SOURCE DOCUMENT:
-.-.-
When addressing the court, be sure not to bungle common expressions
When U.S. Rep. Andrew Clyde (R-Ga) told the American people that the January 6, 2021 attack on the Capitol could not accurately be called an “insurrection,” he not only made a highly dubious statement, he botched a common English language expression.
“I can tell you the House floor was never breached. … There were undisciplined mob rioters and those who committed acts of vandalism, but there was no insurrection,” Clyde said at the May 12, 2021 hearing on the matter. “To call it an insurrection, in my opinion, is a bold-faced lie.”
We think the congressman meant to describe the “lie” as bald-faced, not bold-faced.
(Interestingly, in reporting Clyde’s statements, some publications, including The Gainesville Times, which is located in his North Georgia district, and Business Insider, actually corrected the expression for him.)
A bald-faced lie is one that is obvious, unambiguous, and readily apparent—like the visage of a person unobscured by facial hair. Bald-faced is a pejorative term, as it more specifically means shameless or brazen, which is the sense Rep. Clyde intended. A synonym is barefaced, a word that Merriam-Webster’s online dictionary tells us emerged in the late 16th century to refer to a beardless or unmasked face. Barefaced came to have a negative connotation, like unscrupulous. Roughly in the mid-20th century, bald-faced lie started replacing barefaced lie in American publications.
So, what then is a bold-faced lie? One that appears in thick type, like the font style for a newspaper headline? Does bold-faced lie make as much sense as bald-faced lie—in the context that Rep. Clyde used the idiom?
That’s not to say that boldface isn’t a legitimate term. Used correctly, it means important or deserving of emphasis: “The guest list included several boldface names.” In that sentence, it would not be incorrect to write bold-faced instead of boldface, but, according to Bryan Garner’s Modern American Usage (3d ed.), boldface is the preferred spelling.
To be fair, people often mistakenly say or write bold-faced when describing an audacious or unabashed untruth. But in your legal briefs and oral arguments before the court, you don’t want to do that. Being a good lawyer is, if nothing else, about wielding words and expressions correctly—with precision and careful control. For that reason, as we advised in this column several years ago, keep a usage guide handy (https://www.sfbar.org/blog/legal-writing-tip-keep-a-usage-guide-handy/).
Here are two other frequently flubbed expressions:
Champing at the bit
If someone is feeling restless, or waiting impatiently to do something, they are more correctly described as champing at the bit, not chomping at it.
To champ is to make biting or gnashing movements. Champing at the bit refers to the way a racehorse nervously gnaws at its metal bit, eager to break from the starting gate. But the horse does not chomp the bit—it does not actually take a bite out of it or eat it.
In Modern American Usage, published in 2009, Garner notes that appearance of chomping at the bit in print instead of champing at the bit has reached Stage 4 of the “Language-Change Index,” meaning the swap has become “virtually universal but is still opposed on cogent grounds by linguistic stalwarts.” Applying his “School-Discipline Analogy,” saying or writing chomping at the bit in lieu of champing at the bit warrants a 1-hour detention, and, according to his “Etiquette Analogy” chart, using the less preferred form compares to dining with your elbows on the table. Certainly, that little faux pas is not nearly as objectionable as “audibly farting,” which is Garner’s “Etiquette Analogy” for a misuse that is at Stage 1 of the Language-Change Index. But if you met the judge for supper at a nice restaurant, would you eat with your elbows on the table? We think not. So, stick with champing at the bit when addressing the court.
-.-.-
SUPPLIED RECORDS:

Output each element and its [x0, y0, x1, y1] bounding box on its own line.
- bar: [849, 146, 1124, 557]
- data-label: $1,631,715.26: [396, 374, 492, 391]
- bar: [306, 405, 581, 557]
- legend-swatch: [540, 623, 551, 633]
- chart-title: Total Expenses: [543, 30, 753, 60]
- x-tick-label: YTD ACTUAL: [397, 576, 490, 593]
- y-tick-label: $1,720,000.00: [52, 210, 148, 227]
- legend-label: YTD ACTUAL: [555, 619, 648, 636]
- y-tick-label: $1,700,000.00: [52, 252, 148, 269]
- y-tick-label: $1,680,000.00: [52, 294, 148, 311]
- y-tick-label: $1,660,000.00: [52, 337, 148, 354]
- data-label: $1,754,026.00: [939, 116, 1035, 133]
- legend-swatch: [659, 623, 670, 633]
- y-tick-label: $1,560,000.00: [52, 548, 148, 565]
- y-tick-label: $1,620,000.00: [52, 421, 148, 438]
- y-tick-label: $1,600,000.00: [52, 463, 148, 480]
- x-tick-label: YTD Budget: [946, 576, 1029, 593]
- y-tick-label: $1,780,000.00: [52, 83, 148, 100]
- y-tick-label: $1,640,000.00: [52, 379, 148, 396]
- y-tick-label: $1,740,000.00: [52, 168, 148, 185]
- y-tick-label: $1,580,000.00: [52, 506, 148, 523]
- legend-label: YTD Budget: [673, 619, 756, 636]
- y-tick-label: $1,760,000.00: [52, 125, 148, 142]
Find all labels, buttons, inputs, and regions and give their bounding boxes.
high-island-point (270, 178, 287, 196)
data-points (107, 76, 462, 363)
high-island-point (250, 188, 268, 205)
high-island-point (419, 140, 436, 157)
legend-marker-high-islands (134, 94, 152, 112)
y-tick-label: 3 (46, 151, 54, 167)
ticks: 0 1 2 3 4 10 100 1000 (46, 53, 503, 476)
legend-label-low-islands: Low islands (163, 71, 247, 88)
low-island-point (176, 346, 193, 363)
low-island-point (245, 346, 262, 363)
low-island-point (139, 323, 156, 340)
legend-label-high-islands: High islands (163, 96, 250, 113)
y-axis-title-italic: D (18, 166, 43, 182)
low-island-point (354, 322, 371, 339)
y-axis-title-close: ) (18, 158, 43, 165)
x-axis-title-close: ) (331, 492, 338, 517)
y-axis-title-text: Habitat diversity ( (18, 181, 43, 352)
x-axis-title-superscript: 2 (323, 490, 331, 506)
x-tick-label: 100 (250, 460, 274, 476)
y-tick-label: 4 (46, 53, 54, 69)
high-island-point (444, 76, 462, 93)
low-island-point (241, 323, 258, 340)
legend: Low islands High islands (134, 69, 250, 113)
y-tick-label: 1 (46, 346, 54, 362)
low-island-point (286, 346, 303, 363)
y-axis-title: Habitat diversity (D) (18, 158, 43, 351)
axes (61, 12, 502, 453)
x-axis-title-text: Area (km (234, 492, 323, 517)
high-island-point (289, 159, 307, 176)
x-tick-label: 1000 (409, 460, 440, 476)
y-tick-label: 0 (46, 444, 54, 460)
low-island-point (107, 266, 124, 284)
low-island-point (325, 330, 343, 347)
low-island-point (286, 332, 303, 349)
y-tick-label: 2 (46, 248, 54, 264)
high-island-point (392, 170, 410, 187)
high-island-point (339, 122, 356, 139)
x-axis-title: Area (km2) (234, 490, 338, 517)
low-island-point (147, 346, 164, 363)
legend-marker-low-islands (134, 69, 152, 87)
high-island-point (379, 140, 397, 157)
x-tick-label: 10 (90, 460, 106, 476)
-.-.-
REQUIREMENT 1: Based on the column on bungled expressions, decide whether each statement is true: (a) Clyde made his remarks at a hearing held on May 12, 2021; (b) barefaced emerged in the late 18th century; (c) Garner's Modern American Usage treats boldface as the preferred spelling. Give yes or no for each, along with the deciding words from the column quoted verbatim.
REQUIREMENT 2: Extend the column on bungled expressions, starting right after its last sentence.
None of the entries is needed for this work.

EXERCISE ANSWER 1:
(a) Yes: "Clyde said at the May 12, 2021 hearing on the matter."
(b) No: "emerged in the late 16th century"
(c) Yes: "boldface is the preferred spelling."

EXERCISE ANSWER 2:
Speaking of horse tack…
Free rein
In reviewing legal briefs, we’ve also seen free reign mistakenly used where the meaning of free rein is intended.
The expression free rein originated as a bit of horseback-riding jargon that Merriam-Webster says first appeared in print with the figurative meaning of “freedom of action” in the 17th century. Reins are the straps that riders use to control their steeds. When you give a horse free rein, you are holding the straps so loosely that the horse can set its own pace and go wherever it chooses.
Reign, on the other hand, is “royal authority”—the “sway or influence” that monarchs have over their domains. Merriam-Webster defines the verb form as “to possess or exercise sovereign power,” or “to hold power as chief of state although possessing little [or no] governing authority,” or “to be predominant or prevalent,” as in this sentence: On January 6, 2021, chaos reigned in the Capitol.
Free reign started to appear in print in lieu of free rein in the late 19th century—a development that Merriam-Webster calls puzzling, given that the horse was still the primary means of transportation at that time.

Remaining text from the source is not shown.